Stored items

━━━━

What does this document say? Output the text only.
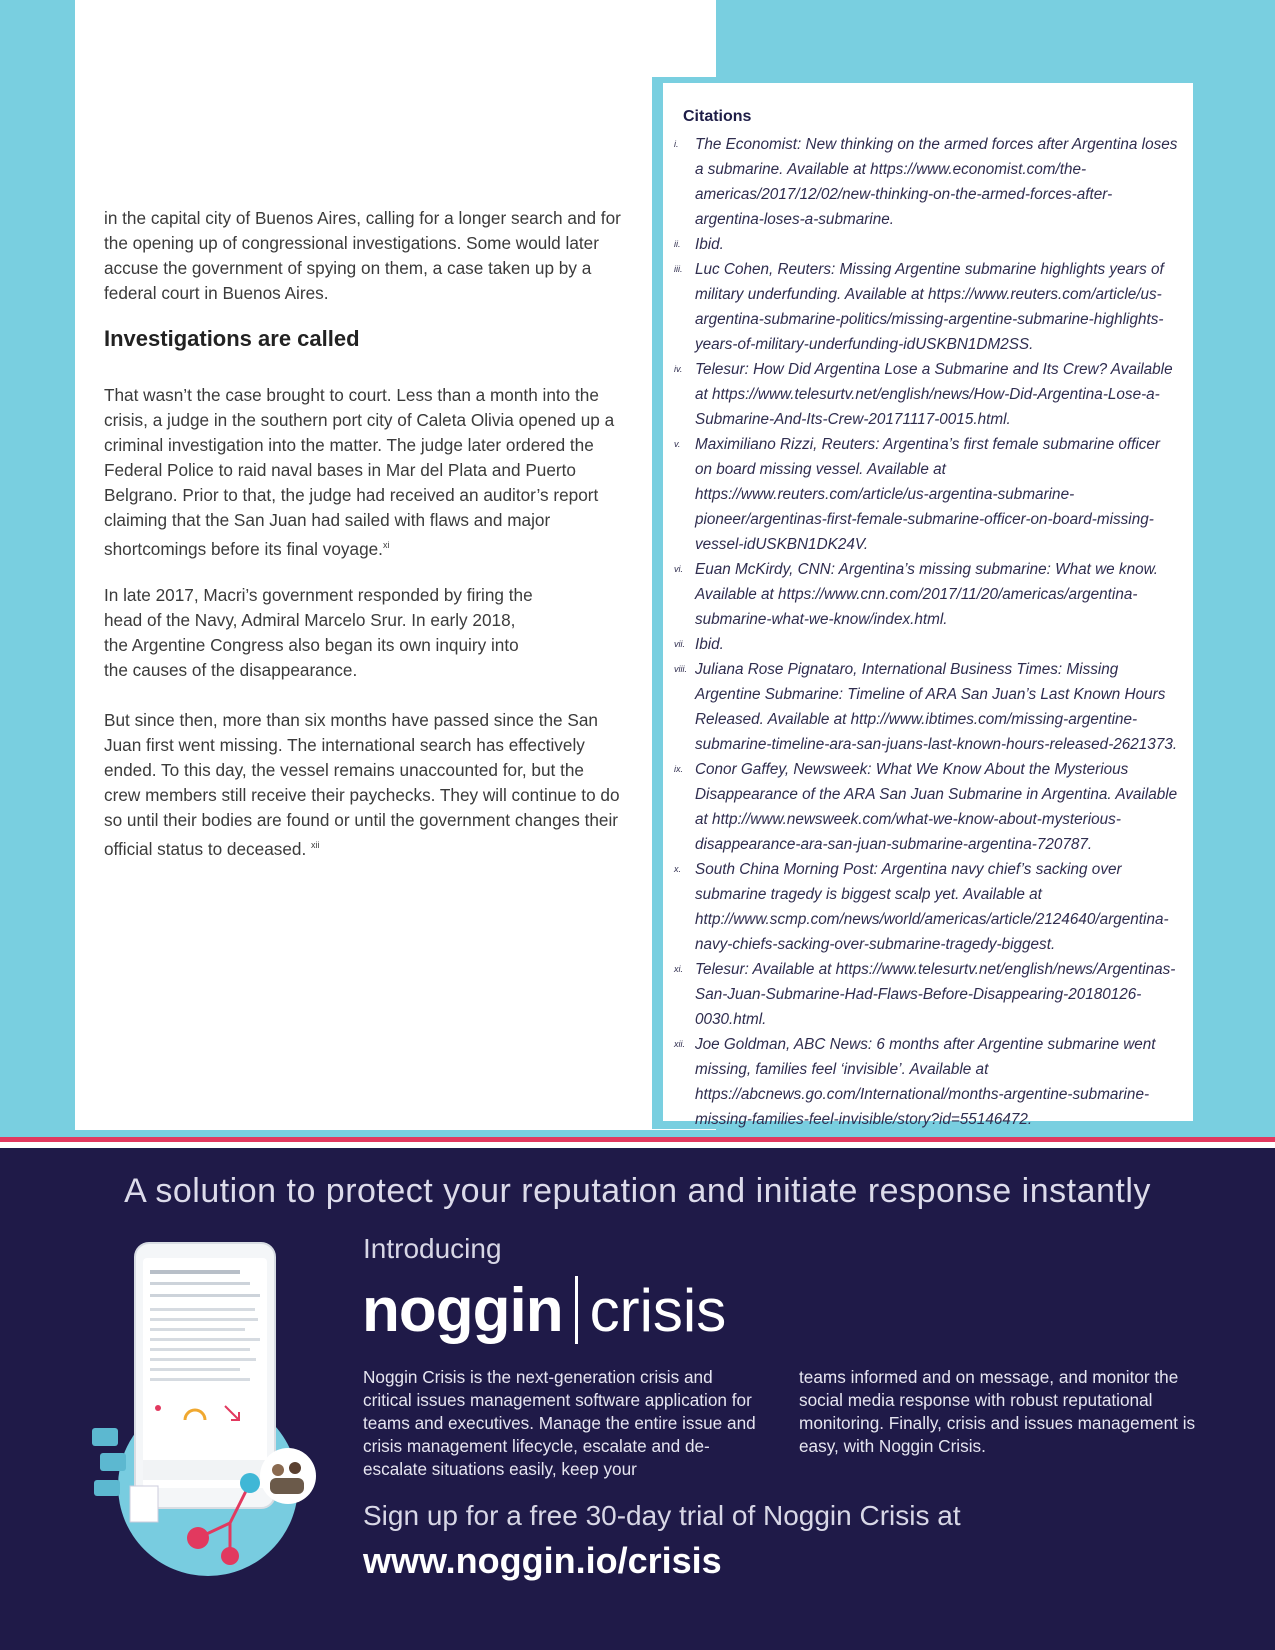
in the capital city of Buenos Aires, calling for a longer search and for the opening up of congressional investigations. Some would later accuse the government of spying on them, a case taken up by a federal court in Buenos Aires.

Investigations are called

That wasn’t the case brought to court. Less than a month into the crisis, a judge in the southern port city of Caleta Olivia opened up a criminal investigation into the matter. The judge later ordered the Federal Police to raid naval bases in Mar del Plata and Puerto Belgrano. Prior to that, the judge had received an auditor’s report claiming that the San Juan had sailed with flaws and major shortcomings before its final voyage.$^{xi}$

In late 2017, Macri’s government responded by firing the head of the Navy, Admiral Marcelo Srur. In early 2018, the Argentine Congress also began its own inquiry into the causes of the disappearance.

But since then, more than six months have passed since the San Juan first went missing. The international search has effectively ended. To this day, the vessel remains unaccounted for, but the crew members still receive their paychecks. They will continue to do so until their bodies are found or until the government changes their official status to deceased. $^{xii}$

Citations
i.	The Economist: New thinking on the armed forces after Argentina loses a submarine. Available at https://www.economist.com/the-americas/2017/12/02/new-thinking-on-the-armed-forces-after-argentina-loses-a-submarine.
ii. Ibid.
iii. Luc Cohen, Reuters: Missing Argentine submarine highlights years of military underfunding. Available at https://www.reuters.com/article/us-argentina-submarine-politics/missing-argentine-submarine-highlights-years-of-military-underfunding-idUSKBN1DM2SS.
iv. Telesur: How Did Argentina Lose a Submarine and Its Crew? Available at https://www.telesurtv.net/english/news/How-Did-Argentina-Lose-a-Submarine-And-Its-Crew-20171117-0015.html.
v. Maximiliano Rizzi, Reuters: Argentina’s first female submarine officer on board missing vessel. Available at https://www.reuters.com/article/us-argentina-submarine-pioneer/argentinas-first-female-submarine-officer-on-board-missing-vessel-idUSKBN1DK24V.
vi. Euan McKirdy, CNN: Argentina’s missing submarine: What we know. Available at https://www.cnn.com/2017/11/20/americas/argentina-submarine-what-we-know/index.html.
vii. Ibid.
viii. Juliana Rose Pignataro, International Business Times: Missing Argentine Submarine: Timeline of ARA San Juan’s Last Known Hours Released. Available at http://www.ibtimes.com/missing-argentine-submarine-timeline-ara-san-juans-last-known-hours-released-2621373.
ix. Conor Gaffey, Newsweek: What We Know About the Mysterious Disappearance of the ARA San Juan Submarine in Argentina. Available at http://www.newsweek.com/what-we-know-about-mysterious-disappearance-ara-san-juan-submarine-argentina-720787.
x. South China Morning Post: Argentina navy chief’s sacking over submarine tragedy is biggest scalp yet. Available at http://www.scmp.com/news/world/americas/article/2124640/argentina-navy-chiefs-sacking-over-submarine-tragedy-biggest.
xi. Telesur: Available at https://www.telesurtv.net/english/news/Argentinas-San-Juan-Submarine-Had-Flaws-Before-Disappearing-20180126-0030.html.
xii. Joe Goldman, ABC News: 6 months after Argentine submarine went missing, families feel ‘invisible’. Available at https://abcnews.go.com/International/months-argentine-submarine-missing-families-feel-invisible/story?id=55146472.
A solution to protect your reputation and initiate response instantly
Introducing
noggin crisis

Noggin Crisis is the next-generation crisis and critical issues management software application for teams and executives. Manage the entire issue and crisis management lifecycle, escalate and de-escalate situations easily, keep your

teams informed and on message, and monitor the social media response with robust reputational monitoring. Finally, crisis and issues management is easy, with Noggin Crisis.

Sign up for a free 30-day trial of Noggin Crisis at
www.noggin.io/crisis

━━━━

- _Stated exercise_:
Return from the data every line that holds "your".

- _Solution to this exercise_:
A solution to protect your reputation and initiate response instantly
Noggin Crisis is the next-generation crisis and critical issues management software application for teams and executives. Manage the entire issue and crisis management lifecycle, escalate and de-escalate situations easily, keep your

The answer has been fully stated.